--- Items ---
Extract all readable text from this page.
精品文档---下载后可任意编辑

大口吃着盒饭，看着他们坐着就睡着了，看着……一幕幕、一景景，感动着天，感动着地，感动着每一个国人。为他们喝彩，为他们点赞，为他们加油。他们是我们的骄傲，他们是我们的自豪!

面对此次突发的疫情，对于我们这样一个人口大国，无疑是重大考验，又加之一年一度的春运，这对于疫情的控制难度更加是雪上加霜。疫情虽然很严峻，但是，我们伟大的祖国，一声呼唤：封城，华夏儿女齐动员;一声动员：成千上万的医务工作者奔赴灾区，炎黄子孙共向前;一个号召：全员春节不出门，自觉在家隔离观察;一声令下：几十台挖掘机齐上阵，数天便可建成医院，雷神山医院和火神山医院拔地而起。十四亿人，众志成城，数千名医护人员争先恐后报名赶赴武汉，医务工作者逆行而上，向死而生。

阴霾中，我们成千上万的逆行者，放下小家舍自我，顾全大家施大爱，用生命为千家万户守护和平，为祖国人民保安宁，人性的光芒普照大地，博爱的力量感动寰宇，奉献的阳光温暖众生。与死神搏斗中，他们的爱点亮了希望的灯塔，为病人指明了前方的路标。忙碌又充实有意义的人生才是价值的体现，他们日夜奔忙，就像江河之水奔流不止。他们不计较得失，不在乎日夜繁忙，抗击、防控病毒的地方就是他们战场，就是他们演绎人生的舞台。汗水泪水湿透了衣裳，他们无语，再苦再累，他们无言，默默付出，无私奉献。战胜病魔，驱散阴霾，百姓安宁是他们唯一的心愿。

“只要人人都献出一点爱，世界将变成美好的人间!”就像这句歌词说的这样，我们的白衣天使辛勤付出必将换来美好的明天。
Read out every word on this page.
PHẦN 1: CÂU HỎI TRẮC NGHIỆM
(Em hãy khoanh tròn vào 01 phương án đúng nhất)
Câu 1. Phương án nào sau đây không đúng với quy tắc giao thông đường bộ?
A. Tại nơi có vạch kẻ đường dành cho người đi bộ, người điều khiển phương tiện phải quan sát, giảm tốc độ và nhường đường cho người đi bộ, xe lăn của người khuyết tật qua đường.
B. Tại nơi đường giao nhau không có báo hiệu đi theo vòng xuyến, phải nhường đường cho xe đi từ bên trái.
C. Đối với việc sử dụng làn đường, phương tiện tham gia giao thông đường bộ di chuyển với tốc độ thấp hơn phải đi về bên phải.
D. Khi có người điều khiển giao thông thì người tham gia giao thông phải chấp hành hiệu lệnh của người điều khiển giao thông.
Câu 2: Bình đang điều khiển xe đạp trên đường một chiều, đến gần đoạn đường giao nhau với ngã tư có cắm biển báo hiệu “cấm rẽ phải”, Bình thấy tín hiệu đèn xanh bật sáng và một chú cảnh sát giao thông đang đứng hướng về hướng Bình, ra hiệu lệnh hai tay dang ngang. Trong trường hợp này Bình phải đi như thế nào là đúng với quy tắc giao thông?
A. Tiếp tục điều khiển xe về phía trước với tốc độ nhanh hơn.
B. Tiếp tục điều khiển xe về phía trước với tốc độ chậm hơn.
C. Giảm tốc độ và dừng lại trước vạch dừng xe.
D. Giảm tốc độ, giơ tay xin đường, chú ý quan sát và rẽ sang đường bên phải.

--- Given task ---
Extract all lines of the records above that include "this".

--- Full response ---
Extract all readable text from this page.
Read out every word on this page.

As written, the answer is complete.